EXERCISE DESCRIPTION
In the material below, edit the lines from the line with "send-icon[interactable]: [1877, 458, 1909, 490]" to the line with "info-icon[interactable]: [144, 56, 168, 80]" so that "Image Slider" becomes "Photo Carousel". Return only those lines, with everything else unchanged.

DATASET CONTENT
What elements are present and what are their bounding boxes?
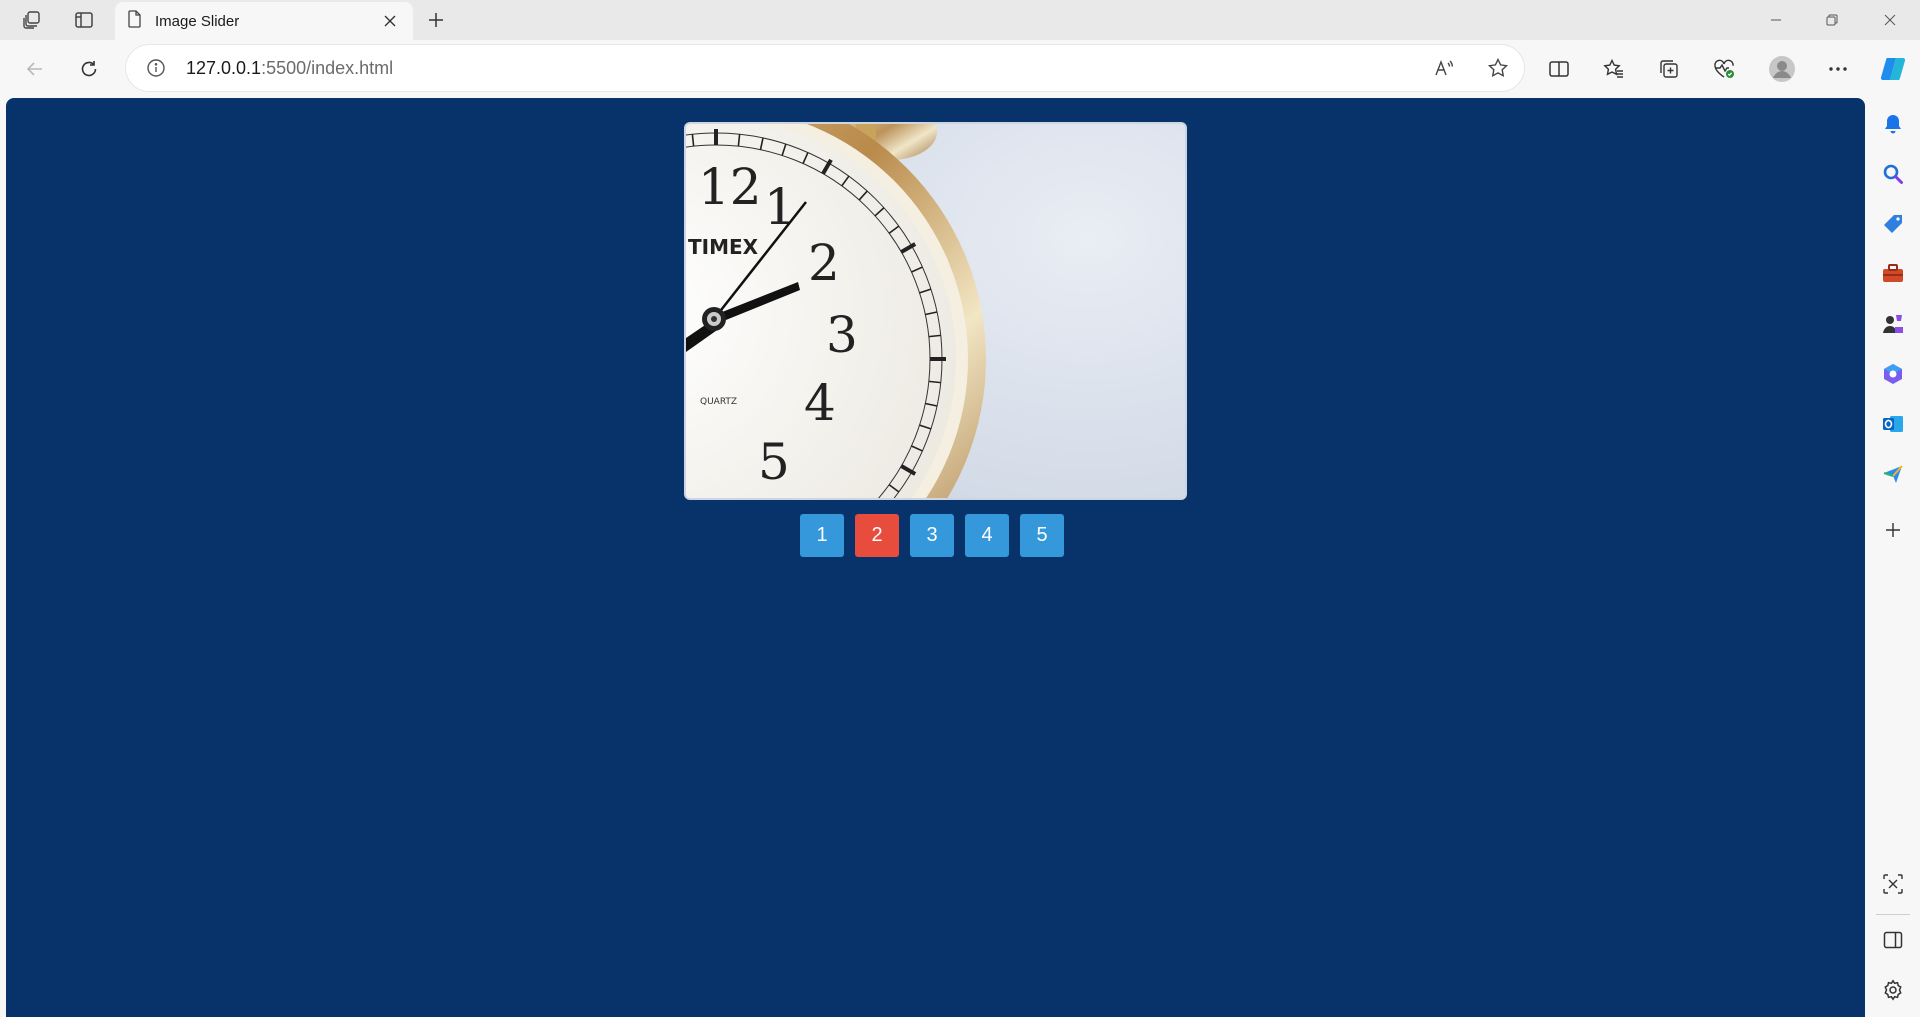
send-icon[interactable]: [1877, 458, 1909, 490]
back-icon[interactable]: [17, 51, 53, 87]
copilot-icon[interactable]: [1875, 51, 1911, 87]
sidebar-divider: [1876, 914, 1910, 915]
read-aloud-icon[interactable]: [1428, 52, 1460, 84]
tab-title: Image Slider: [155, 12, 240, 30]
more-icon[interactable]: [1820, 51, 1856, 87]
browser-essentials-icon[interactable]: [1706, 51, 1742, 87]
favorite-star-icon[interactable]: [1482, 52, 1514, 84]
tools-icon[interactable]: [1877, 258, 1909, 290]
refresh-icon[interactable]: [71, 51, 107, 87]
active-tab[interactable]: Image Slider: [115, 2, 413, 40]
slide-1-button[interactable]: 1: [800, 514, 844, 557]
url-path: :5500/index.html: [261, 58, 394, 78]
tab-strip: Image Slider: [0, 0, 1920, 40]
clock-numeral-1: 1: [764, 178, 796, 236]
clock-numeral-5: 5: [758, 433, 790, 491]
info-icon[interactable]: [144, 56, 168, 80]
games-icon[interactable]: [1877, 308, 1909, 340]
url-text[interactable]: 127.0.0.1:5500/index.html: [186, 58, 393, 79]
clock-quartz-label: QUARTZ: [700, 397, 737, 407]
close-icon[interactable]: [379, 10, 401, 32]
address-bar[interactable]: 127.0.0.1:5500/index.html: [126, 45, 1524, 91]
alarm-clock-photo: 12 1 2 3 4 5 TIMEX QUARTZ: [686, 124, 1185, 498]
microsoft-365-icon[interactable]: [1877, 358, 1909, 390]
bell-icon[interactable]: [1877, 108, 1909, 140]
clock-numeral-12: 12: [698, 158, 762, 216]
add-icon[interactable]: [1877, 514, 1909, 546]
collections-icon[interactable]: [1651, 51, 1687, 87]
slide-4-button[interactable]: 4: [965, 514, 1009, 557]
edge-sidebar: [1866, 98, 1920, 1017]
minimize-icon[interactable]: [1748, 0, 1804, 40]
clock-numeral-4: 4: [804, 374, 836, 432]
vertical-tabs-icon[interactable]: [68, 6, 100, 34]
clock-numeral-2: 2: [808, 234, 840, 292]
outlook-icon[interactable]: [1877, 408, 1909, 440]
slide-3-button[interactable]: 3: [910, 514, 954, 557]
clock-numeral-3: 3: [826, 306, 858, 364]
sidebar-toggle-icon[interactable]: [1877, 924, 1909, 956]
page-icon: [127, 9, 143, 33]
clock-brand: TIMEX: [688, 235, 759, 259]
restore-icon[interactable]: [1804, 0, 1860, 40]
settings-icon[interactable]: [1877, 974, 1909, 1006]
search-icon[interactable]: [1877, 158, 1909, 190]
slider-image: 12 1 2 3 4 5 TIMEX QUARTZ: [684, 122, 1187, 500]
close-window-icon[interactable]: [1862, 0, 1918, 40]
workspaces-icon[interactable]: [16, 6, 48, 34]
split-screen-icon[interactable]: [1541, 51, 1577, 87]
favorites-icon[interactable]: [1596, 51, 1632, 87]
slide-2-button[interactable]: 2: [855, 514, 899, 557]
slide-5-button[interactable]: 5: [1020, 514, 1064, 557]
page-viewport: 12 1 2 3 4 5 TIMEX QUARTZ 1 2 3 4 5: [6, 98, 1865, 1017]
screenshot-icon[interactable]: [1877, 868, 1909, 900]
slider-buttons: 1 2 3 4 5: [800, 514, 1064, 557]
browser-toolbar: 127.0.0.1:5500/index.html: [0, 40, 1920, 98]
shopping-tag-icon[interactable]: [1877, 208, 1909, 240]
profile-icon[interactable]: [1764, 51, 1800, 87]
url-host: 127.0.0.1: [186, 58, 262, 78]
plus-icon[interactable]: [420, 6, 452, 34]
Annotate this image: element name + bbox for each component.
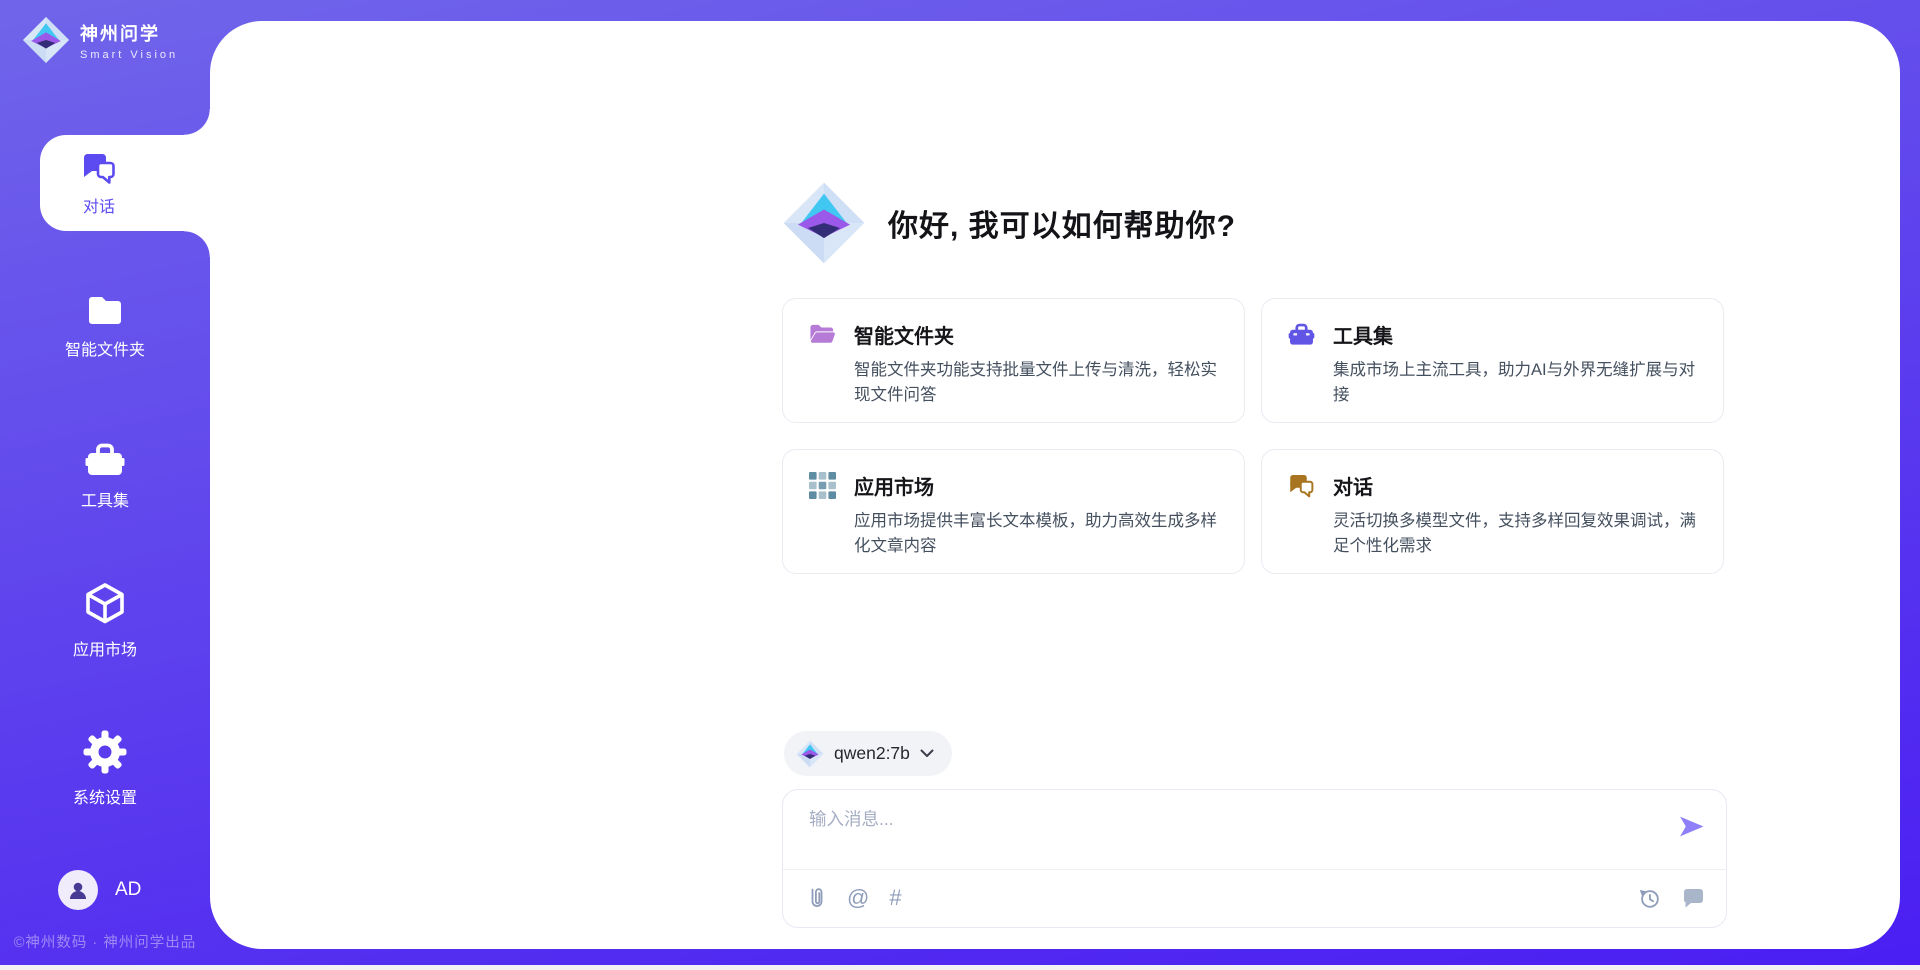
feature-cards: 智能文件夹 智能文件夹功能支持批量文件上传与清洗，轻松实现文件问答 工具集 (782, 298, 1728, 574)
at-icon[interactable]: @ (847, 887, 869, 909)
welcome-header: 你好, 我可以如何帮助你? (782, 181, 1236, 265)
gem-diamond-icon (782, 181, 866, 265)
card-title: 工具集 (1333, 320, 1393, 349)
card-app-market[interactable]: 应用市场 应用市场提供丰富长文本模板，助力高效生成多样化文章内容 (782, 449, 1245, 574)
main-content-panel: 你好, 我可以如何帮助你? 智能文件夹 智能文件夹功能支持批量文件上传与清洗，轻… (210, 21, 1900, 949)
gem-diamond-icon (796, 740, 824, 768)
message-composer: @ # (782, 789, 1727, 928)
card-description: 智能文件夹功能支持批量文件上传与清洗，轻松实现文件问答 (854, 358, 1218, 408)
app-window: 你好, 我可以如何帮助你? 智能文件夹 智能文件夹功能支持批量文件上传与清洗，轻… (0, 0, 1920, 970)
chat-bubble-icon[interactable] (1681, 887, 1705, 909)
history-icon[interactable] (1638, 887, 1661, 910)
card-description: 集成市场上主流工具，助力AI与外界无缝扩展与对接 (1333, 358, 1697, 408)
card-description: 灵活切换多模型文件，支持多样回复效果调试，满足个性化需求 (1333, 509, 1697, 559)
card-title: 应用市场 (854, 471, 934, 500)
cube-icon (83, 581, 127, 627)
send-icon[interactable] (1678, 813, 1705, 840)
sidebar-item-toolset[interactable]: 工具集 (0, 440, 210, 511)
toolbox-icon (1288, 321, 1315, 348)
sidebar-item-app-market[interactable]: 应用市场 (0, 581, 210, 660)
message-input[interactable] (807, 804, 1661, 866)
horizontal-scrollbar[interactable] (0, 965, 1920, 970)
paperclip-icon[interactable] (807, 887, 827, 910)
gear-icon (82, 729, 128, 775)
chat-bubbles-icon (81, 150, 117, 186)
sidebar-item-chat[interactable]: 对话 (40, 135, 210, 231)
card-smart-folder[interactable]: 智能文件夹 智能文件夹功能支持批量文件上传与清洗，轻松实现文件问答 (782, 298, 1245, 423)
card-chat[interactable]: 对话 灵活切换多模型文件，支持多样回复效果调试，满足个性化需求 (1261, 449, 1724, 574)
user-profile[interactable]: AD (58, 870, 141, 910)
sidebar-item-label: 智能文件夹 (65, 336, 145, 360)
model-selector[interactable]: qwen2:7b (784, 731, 952, 776)
brand-subtitle: Smart Vision (80, 49, 178, 61)
gem-diamond-icon (22, 16, 70, 64)
sidebar: 神州问学 Smart Vision 对话 智能文件夹 (0, 0, 210, 970)
sidebar-item-smart-folder[interactable]: 智能文件夹 (0, 293, 210, 360)
folder-icon (86, 293, 124, 327)
brand: 神州问学 Smart Vision (22, 16, 178, 64)
grid-icon (809, 472, 836, 499)
composer-toolbar: @ # (807, 870, 1705, 926)
card-description: 应用市场提供丰富长文本模板，助力高效生成多样化文章内容 (854, 509, 1218, 559)
chat-bubbles-icon (1288, 472, 1315, 499)
sidebar-item-label: 工具集 (81, 487, 129, 511)
card-title: 对话 (1333, 471, 1373, 500)
user-initials: AD (115, 879, 141, 901)
sidebar-item-label: 应用市场 (73, 636, 137, 660)
avatar (58, 870, 98, 910)
sidebar-item-settings[interactable]: 系统设置 (0, 729, 210, 808)
model-name: qwen2:7b (834, 743, 910, 764)
folder-open-icon (809, 321, 836, 348)
card-toolset[interactable]: 工具集 集成市场上主流工具，助力AI与外界无缝扩展与对接 (1261, 298, 1724, 423)
toolbox-icon (85, 440, 125, 478)
chevron-down-icon (920, 749, 934, 758)
brand-name: 神州问学 (80, 20, 178, 46)
sidebar-item-label: 对话 (83, 193, 115, 217)
greeting-title: 你好, 我可以如何帮助你? (888, 201, 1236, 245)
copyright-footer: ©神州数码 · 神州问学出品 (0, 931, 210, 952)
sidebar-item-label: 系统设置 (73, 784, 137, 808)
card-title: 智能文件夹 (854, 320, 954, 349)
person-icon (66, 878, 90, 902)
hash-icon[interactable]: # (889, 887, 901, 909)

THE ANSWER
send-icon[interactable]: [1877, 458, 1909, 490]
back-icon[interactable]: [17, 51, 53, 87]
copilot-icon[interactable]: [1875, 51, 1911, 87]
sidebar-divider: [1876, 914, 1910, 915]
read-aloud-icon[interactable]: [1428, 52, 1460, 84]
tab-title: Photo Carousel: [155, 12, 240, 30]
more-icon[interactable]: [1820, 51, 1856, 87]
browser-essentials-icon[interactable]: [1706, 51, 1742, 87]
favorite-star-icon[interactable]: [1482, 52, 1514, 84]
tools-icon[interactable]: [1877, 258, 1909, 290]
refresh-icon[interactable]: [71, 51, 107, 87]
active-tab[interactable]: Photo Carousel: [115, 2, 413, 40]
slide-1-button[interactable]: 1: [800, 514, 844, 557]
url-path: :5500/index.html: [261, 58, 394, 78]
tab-strip: Photo Carousel: [0, 0, 1920, 40]
clock-numeral-1: 1: [764, 178, 796, 236]
clock-numeral-5: 5: [758, 433, 790, 491]
info-icon[interactable]: [144, 56, 168, 80]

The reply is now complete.